▸ WORK TO DO
Reproduce verbatim the portion of the entries that begins with their first line and ends with the line containing "category-label: 海外旅行: [87, 363, 138, 378]", including both of those lines.
* Begin *
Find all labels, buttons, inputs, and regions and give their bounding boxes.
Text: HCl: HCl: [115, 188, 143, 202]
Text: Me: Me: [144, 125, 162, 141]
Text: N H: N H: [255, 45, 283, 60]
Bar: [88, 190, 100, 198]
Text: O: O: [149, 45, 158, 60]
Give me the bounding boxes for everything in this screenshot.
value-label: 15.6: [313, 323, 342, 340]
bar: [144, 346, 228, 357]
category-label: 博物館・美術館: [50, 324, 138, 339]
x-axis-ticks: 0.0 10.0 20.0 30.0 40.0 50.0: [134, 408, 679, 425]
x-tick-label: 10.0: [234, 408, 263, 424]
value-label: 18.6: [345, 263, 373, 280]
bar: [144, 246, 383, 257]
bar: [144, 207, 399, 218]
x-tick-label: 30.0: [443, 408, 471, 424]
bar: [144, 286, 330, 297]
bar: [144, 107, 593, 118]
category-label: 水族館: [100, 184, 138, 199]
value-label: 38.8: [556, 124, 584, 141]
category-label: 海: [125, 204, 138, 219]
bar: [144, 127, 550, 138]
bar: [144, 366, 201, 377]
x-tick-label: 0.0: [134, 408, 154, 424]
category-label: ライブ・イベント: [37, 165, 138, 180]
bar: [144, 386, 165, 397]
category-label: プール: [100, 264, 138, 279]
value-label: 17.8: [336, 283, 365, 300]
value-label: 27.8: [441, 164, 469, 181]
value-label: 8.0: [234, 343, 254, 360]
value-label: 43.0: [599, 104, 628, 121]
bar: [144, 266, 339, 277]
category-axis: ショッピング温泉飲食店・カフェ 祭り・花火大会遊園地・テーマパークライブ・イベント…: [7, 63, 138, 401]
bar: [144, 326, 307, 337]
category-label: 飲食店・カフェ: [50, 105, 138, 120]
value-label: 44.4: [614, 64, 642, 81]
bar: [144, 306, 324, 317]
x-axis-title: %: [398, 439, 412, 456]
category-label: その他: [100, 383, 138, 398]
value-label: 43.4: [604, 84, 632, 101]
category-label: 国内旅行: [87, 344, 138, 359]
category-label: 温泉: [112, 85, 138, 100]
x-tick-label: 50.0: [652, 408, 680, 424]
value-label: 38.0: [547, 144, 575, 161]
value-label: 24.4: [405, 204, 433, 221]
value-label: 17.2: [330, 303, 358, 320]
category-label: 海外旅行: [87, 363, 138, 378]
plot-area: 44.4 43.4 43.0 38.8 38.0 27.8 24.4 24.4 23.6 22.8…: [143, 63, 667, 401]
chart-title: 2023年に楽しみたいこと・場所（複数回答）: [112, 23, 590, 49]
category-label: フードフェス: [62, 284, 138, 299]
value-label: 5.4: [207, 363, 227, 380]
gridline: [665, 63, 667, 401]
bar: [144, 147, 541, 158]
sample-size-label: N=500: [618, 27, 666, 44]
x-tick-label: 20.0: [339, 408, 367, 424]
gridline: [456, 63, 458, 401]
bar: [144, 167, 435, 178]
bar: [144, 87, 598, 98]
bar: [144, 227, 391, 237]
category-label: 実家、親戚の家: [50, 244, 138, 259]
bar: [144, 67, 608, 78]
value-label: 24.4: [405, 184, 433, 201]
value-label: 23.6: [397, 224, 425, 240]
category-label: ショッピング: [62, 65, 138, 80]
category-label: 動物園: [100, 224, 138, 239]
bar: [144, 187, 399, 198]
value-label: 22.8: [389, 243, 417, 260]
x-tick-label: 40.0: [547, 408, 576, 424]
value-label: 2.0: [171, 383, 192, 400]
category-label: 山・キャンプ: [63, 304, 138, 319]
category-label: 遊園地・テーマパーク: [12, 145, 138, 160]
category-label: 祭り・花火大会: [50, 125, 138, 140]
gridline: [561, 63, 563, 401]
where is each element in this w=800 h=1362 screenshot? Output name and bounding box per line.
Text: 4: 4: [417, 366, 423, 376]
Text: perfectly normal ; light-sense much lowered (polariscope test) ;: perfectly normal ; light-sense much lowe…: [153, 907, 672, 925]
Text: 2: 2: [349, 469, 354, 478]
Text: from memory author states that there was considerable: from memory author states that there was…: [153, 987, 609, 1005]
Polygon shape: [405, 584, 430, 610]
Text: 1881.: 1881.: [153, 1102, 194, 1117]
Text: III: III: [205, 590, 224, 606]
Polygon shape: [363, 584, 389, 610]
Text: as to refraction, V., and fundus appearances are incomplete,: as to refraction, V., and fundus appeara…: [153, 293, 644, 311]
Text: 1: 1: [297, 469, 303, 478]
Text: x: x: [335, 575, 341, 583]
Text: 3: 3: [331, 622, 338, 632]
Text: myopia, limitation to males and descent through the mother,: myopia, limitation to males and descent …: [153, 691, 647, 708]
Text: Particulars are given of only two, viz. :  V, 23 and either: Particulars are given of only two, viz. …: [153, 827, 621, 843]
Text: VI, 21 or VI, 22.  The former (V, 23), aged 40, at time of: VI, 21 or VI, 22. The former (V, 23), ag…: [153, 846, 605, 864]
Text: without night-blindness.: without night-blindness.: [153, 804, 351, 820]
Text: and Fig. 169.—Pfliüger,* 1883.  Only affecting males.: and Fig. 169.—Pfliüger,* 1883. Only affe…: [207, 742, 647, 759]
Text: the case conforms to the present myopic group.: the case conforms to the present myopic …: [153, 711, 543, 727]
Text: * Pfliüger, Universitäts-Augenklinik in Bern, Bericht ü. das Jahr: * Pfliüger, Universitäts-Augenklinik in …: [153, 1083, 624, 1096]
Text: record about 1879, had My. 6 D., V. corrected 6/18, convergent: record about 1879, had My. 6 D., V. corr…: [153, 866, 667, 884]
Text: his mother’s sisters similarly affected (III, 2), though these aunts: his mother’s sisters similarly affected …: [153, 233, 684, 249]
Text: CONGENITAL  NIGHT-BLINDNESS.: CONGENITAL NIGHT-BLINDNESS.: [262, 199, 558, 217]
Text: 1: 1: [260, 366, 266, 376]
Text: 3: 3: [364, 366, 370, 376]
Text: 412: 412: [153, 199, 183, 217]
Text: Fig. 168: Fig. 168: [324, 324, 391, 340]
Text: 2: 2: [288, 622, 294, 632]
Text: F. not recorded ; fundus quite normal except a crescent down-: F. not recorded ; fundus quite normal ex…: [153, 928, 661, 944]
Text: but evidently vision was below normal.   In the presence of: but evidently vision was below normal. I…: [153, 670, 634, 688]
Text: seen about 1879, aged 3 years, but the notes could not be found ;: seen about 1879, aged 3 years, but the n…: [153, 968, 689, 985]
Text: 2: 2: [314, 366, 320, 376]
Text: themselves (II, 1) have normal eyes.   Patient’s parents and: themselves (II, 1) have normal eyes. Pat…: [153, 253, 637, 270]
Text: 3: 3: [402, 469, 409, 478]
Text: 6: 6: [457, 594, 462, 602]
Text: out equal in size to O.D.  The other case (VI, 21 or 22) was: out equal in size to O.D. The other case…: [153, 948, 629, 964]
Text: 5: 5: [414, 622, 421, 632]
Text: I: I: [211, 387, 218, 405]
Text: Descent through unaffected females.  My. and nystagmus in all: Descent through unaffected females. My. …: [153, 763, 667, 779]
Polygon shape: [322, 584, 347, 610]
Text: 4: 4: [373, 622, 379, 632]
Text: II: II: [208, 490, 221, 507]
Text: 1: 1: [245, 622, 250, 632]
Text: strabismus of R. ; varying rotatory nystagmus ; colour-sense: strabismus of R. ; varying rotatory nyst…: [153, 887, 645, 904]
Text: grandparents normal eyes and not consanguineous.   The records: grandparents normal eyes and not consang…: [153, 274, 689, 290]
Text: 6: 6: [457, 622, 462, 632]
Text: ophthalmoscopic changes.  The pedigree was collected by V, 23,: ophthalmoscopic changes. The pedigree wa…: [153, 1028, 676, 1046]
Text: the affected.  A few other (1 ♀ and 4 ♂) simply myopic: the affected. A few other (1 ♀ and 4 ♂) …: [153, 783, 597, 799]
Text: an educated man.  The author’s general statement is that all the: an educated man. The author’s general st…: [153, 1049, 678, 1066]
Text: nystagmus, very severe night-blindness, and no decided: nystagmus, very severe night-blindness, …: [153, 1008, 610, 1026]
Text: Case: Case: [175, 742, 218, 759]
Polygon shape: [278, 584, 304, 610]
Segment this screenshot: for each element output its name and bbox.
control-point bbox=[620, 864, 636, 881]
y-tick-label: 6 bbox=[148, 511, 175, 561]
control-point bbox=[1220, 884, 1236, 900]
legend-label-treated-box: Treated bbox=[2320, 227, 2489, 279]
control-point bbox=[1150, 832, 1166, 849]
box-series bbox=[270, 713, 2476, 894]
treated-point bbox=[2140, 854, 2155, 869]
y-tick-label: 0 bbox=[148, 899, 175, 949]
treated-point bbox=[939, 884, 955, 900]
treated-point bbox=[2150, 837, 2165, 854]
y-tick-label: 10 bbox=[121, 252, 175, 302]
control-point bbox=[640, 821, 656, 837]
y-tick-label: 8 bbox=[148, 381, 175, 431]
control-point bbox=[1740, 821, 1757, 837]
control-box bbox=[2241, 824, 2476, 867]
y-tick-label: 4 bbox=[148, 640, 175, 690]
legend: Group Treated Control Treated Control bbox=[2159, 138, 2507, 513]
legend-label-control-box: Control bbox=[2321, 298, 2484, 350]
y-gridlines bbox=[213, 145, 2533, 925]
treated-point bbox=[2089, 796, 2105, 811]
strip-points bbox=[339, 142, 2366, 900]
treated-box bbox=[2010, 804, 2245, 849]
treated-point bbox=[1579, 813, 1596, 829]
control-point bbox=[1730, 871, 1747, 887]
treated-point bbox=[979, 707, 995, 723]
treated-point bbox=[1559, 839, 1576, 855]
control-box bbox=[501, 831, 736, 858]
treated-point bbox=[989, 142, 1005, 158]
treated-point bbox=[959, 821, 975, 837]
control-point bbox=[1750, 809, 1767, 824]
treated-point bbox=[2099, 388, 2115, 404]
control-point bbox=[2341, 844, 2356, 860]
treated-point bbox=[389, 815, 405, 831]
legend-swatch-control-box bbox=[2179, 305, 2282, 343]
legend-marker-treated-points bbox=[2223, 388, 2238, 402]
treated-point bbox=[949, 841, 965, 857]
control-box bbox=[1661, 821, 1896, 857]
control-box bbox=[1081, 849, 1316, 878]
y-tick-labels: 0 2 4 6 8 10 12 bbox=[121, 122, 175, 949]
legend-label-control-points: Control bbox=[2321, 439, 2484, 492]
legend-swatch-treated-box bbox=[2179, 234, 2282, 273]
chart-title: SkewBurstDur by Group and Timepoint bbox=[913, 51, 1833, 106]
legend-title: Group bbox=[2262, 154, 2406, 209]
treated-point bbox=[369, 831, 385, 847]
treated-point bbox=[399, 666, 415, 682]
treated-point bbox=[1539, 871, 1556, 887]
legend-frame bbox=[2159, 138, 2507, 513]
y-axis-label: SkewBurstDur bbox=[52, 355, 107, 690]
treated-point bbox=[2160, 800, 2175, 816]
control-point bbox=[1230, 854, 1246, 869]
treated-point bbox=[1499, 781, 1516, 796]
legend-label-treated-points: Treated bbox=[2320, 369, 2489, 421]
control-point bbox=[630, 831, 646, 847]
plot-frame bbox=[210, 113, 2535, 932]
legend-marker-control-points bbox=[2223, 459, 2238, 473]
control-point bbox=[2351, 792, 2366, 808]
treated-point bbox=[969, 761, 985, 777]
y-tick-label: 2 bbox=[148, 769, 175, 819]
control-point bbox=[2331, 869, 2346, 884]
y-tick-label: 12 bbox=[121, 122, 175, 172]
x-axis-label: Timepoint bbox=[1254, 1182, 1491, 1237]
* End *
▸ FINAL RESULT
Find all labels, buttons, inputs, and regions and give their bounding boxes.
Text: HCl: HCl: [115, 188, 143, 202]
Text: Me: Me: [144, 125, 162, 141]
Text: N H: N H: [255, 45, 283, 60]
Bar: [88, 190, 100, 198]
Text: O: O: [149, 45, 158, 60]
Give me the bounding boxes for everything in this screenshot.
value-label: 15.6: [313, 323, 342, 340]
bar: [144, 346, 228, 357]
category-label: 博物館・美術館: [50, 324, 138, 339]
x-axis-ticks: 0.0 10.0 20.0 30.0 40.0 50.0: [134, 408, 679, 425]
x-tick-label: 10.0: [234, 408, 263, 424]
value-label: 18.6: [345, 263, 373, 280]
bar: [144, 246, 383, 257]
bar: [144, 207, 399, 218]
x-tick-label: 30.0: [443, 408, 471, 424]
bar: [144, 286, 330, 297]
bar: [144, 107, 593, 118]
category-label: 水族館: [100, 184, 138, 199]
value-label: 38.8: [556, 124, 584, 141]
category-label: 海: [125, 204, 138, 219]
bar: [144, 127, 550, 138]
bar: [144, 366, 201, 377]
x-tick-label: 0.0: [134, 408, 154, 424]
category-label: ライブ・イベント: [37, 165, 138, 180]
bar: [144, 386, 165, 397]
category-label: プール: [100, 264, 138, 279]
value-label: 17.8: [336, 283, 365, 300]
value-label: 27.8: [441, 164, 469, 181]
value-label: 8.0: [234, 343, 254, 360]
value-label: 43.0: [599, 104, 628, 121]
bar: [144, 266, 339, 277]
category-axis: ショッピング温泉飲食店・カフェ 祭り・花火大会遊園地・テーマパークライブ・イベント…: [7, 63, 138, 401]
bar: [144, 326, 307, 337]
category-label: 飲食店・カフェ: [50, 105, 138, 120]
value-label: 44.4: [614, 64, 642, 81]
bar: [144, 306, 324, 317]
x-axis-title: %: [398, 439, 412, 456]
category-label: その他: [100, 383, 138, 398]
value-label: 43.4: [604, 84, 632, 101]
category-label: 国内旅行: [87, 344, 138, 359]
category-label: 温泉: [112, 85, 138, 100]
x-tick-label: 50.0: [652, 408, 680, 424]
value-label: 38.0: [547, 144, 575, 161]
value-label: 24.4: [405, 204, 433, 221]
value-label: 17.2: [330, 303, 358, 320]
category-label: 海外旅行: [87, 363, 138, 378]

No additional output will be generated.